Set down each line of the material that follows, exactly, with no pictures.

▬▬▬▬▬▬

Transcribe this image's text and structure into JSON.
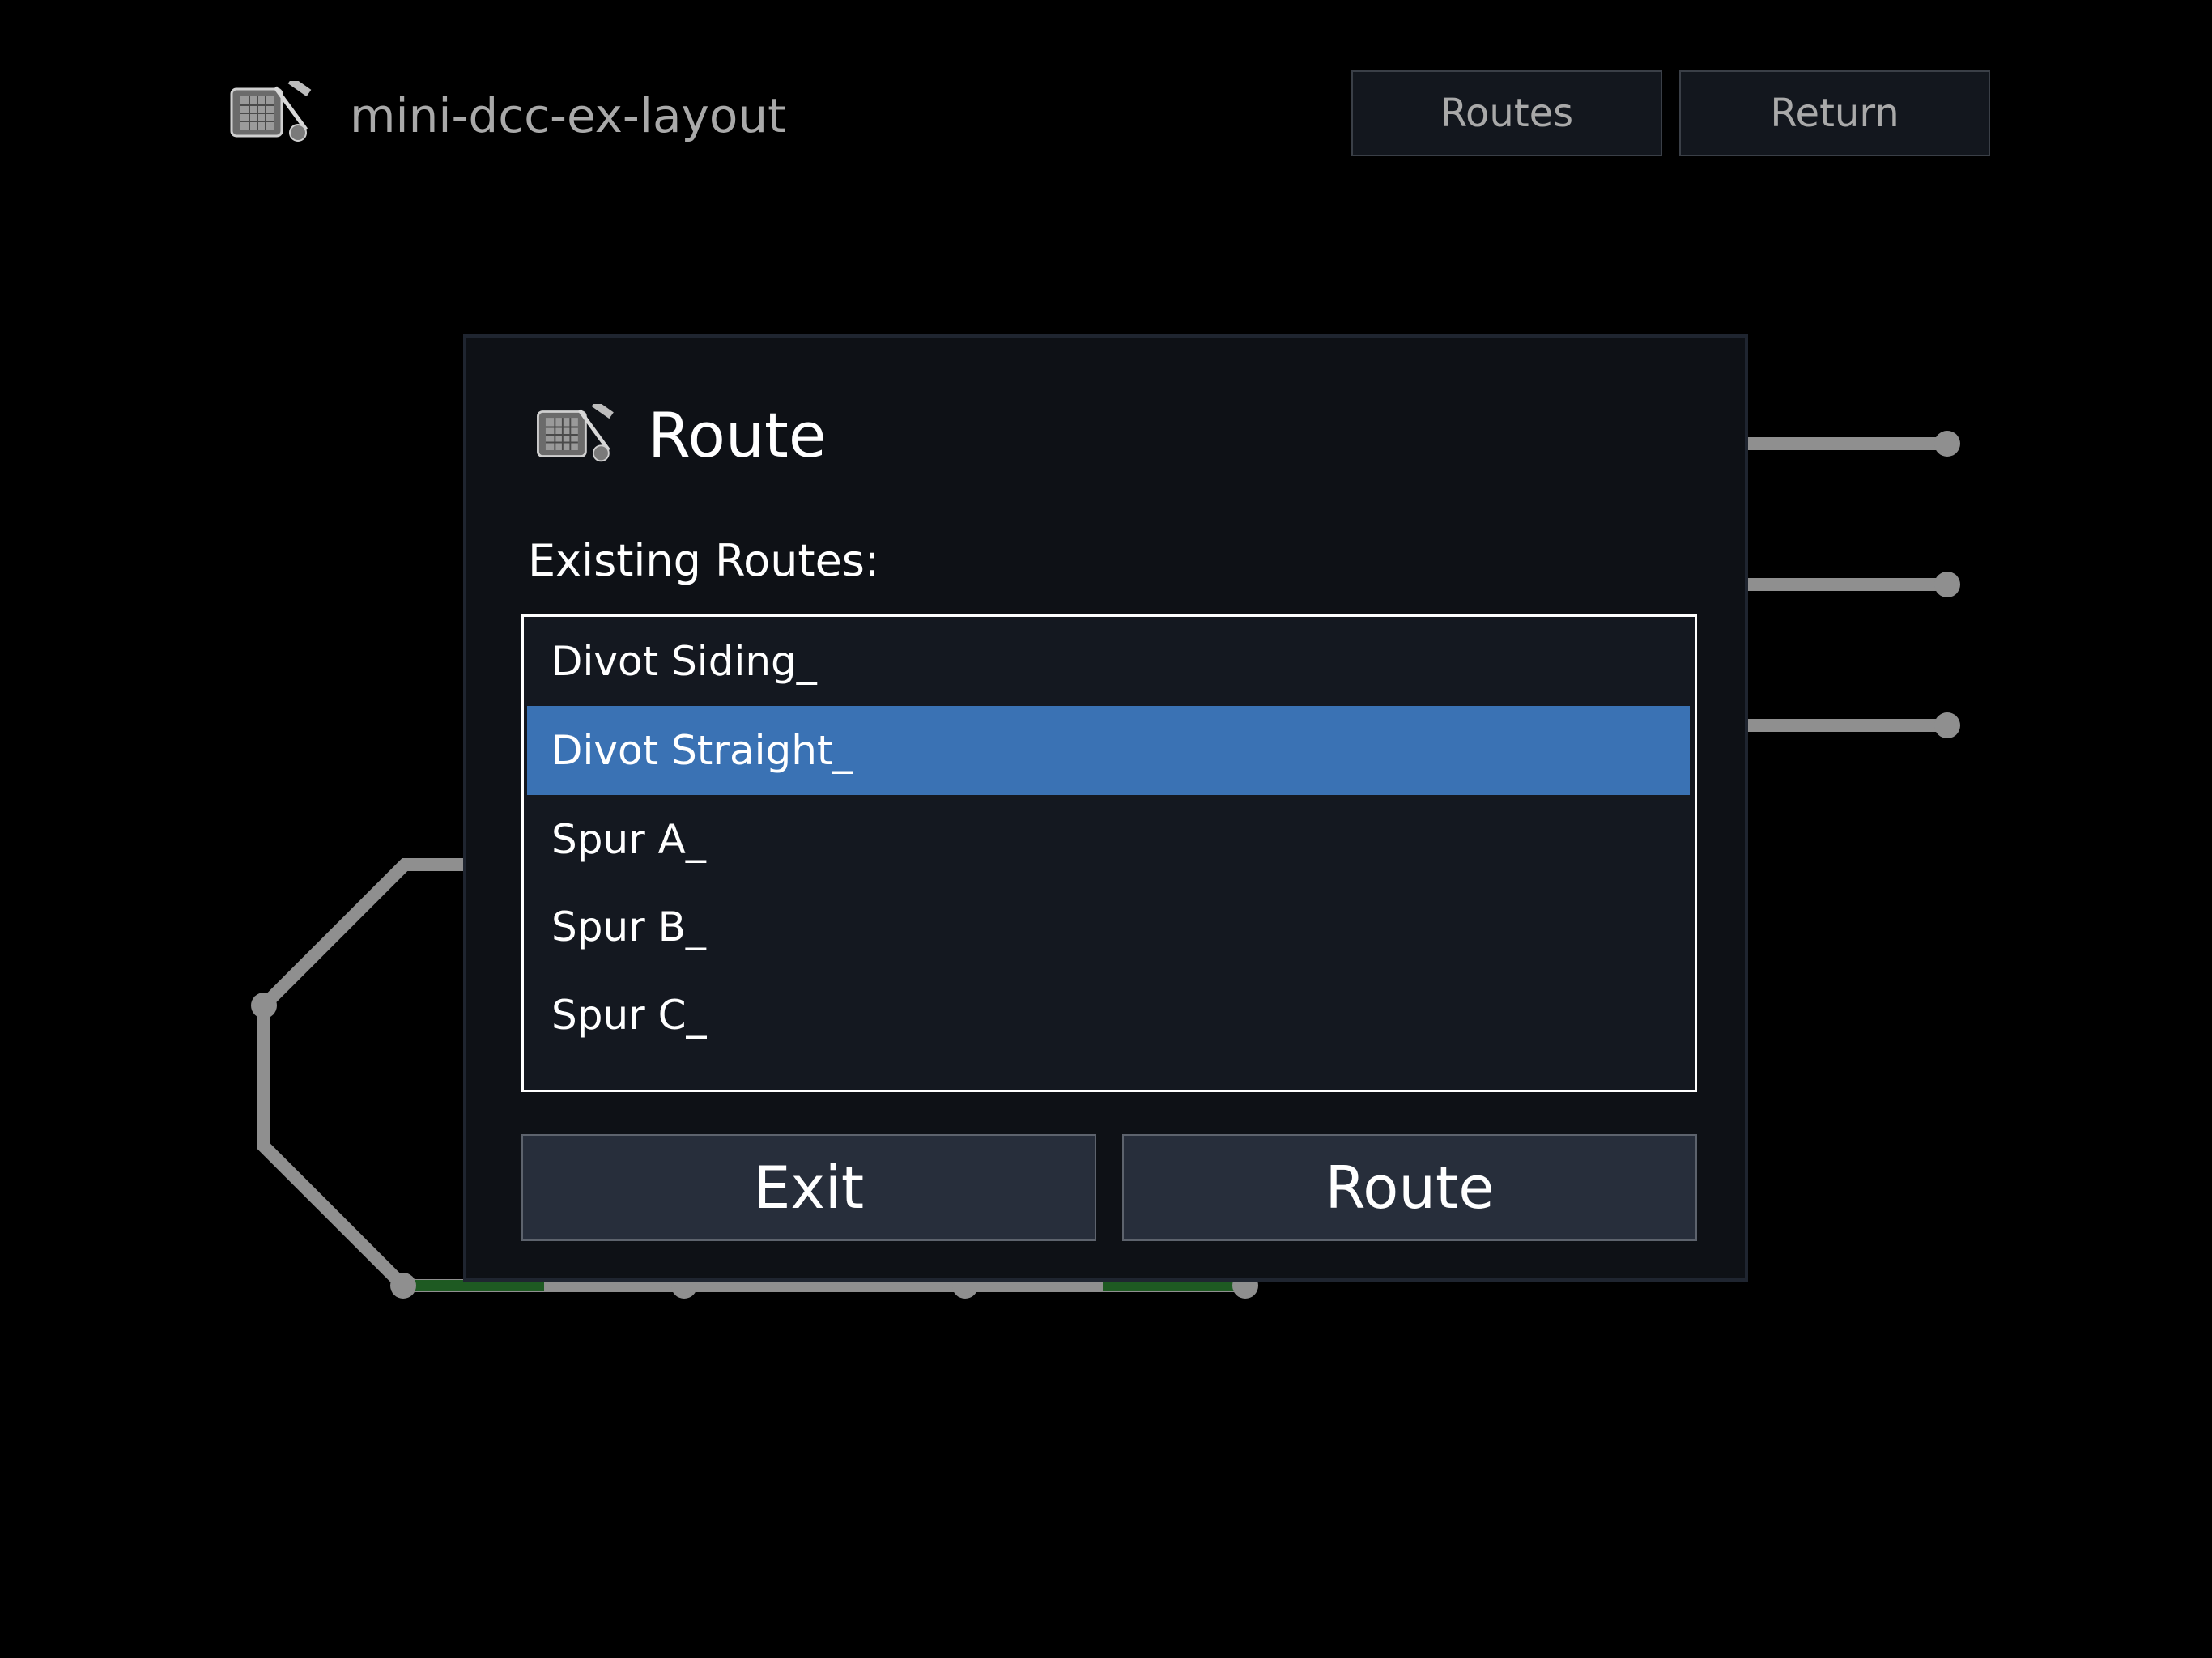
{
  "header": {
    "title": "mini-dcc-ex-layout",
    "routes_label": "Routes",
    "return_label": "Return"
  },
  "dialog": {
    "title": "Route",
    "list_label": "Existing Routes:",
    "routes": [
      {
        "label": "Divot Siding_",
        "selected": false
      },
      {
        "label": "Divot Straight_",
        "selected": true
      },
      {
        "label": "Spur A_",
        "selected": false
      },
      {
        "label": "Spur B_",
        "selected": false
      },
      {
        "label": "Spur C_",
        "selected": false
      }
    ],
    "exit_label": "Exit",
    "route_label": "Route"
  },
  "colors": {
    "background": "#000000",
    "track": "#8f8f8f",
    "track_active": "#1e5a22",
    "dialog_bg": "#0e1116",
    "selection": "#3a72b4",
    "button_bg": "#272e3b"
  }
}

▬▬▬▬▬▬

§ THE REPLY
Transcribe this image's text and structure into JSON.
{
  "header": {
    "title": "mini-dcc-ex-layout",
    "routes_label": "Routes",
    "return_label": "Return"
  },
  "dialog": {
    "title": "Route",
    "list_label": "Existing Routes:",
    "routes": [
      {
        "label": "Divot Siding_",
        "selected": false
      },
      {
        "label": "Divot Straight_",
        "selected": true
      },
      {
        "label": "Spur A_",
        "selected": false
      },
      {
        "label": "Spur B_",
        "selected": false
      },
      {
        "label": "Spur C_",
        "selected": false
      }
    ],
    "exit_label": "Exit",
    "route_label": "Route"
  },
  "colors": {
    "background": "#000000",
    "track": "#8f8f8f",
    "track_active": "#1e5a22",
    "dialog_bg": "#0e1116",
    "selection": "#3a72b4",
    "button_bg": "#272e3b"
  }
}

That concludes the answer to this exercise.